Records that describe figures

#####

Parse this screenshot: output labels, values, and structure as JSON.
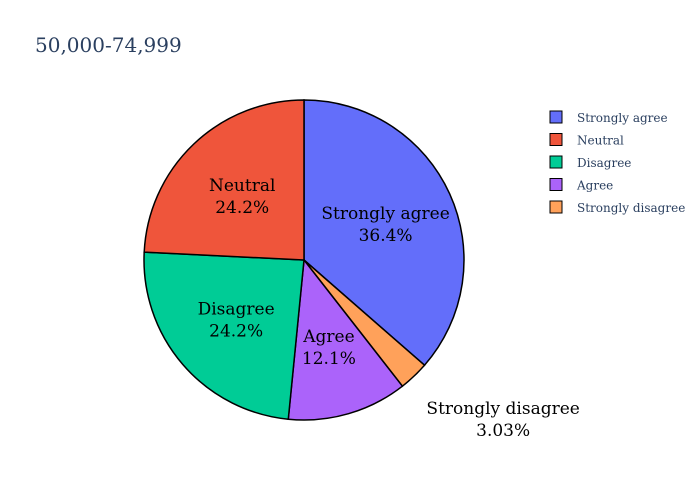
{
  "chart_data": {
    "type": "pie",
    "title": "50,000-74,999",
    "legend_position": "top-right",
    "slices": [
      {
        "label": "Strongly agree",
        "value": 36.4,
        "display": "36.4%",
        "color": "#636efa"
      },
      {
        "label": "Strongly disagree",
        "value": 3.03,
        "display": "3.03%",
        "color": "#ffa15a"
      },
      {
        "label": "Agree",
        "value": 12.1,
        "display": "12.1%",
        "color": "#ab63fa"
      },
      {
        "label": "Disagree",
        "value": 24.2,
        "display": "24.2%",
        "color": "#00cc96"
      },
      {
        "label": "Neutral",
        "value": 24.2,
        "display": "24.2%",
        "color": "#ef553b"
      }
    ],
    "legend_order": [
      "Strongly agree",
      "Neutral",
      "Disagree",
      "Agree",
      "Strongly disagree"
    ]
  }
}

#####

Work instructions
Check each line of the entries for the string "color". Copy the lines that have it.

Response below
        "color": "#636efa"
        "color": "#ffa15a"
        "color": "#ab63fa"
        "color": "#00cc96"
        "color": "#ef553b"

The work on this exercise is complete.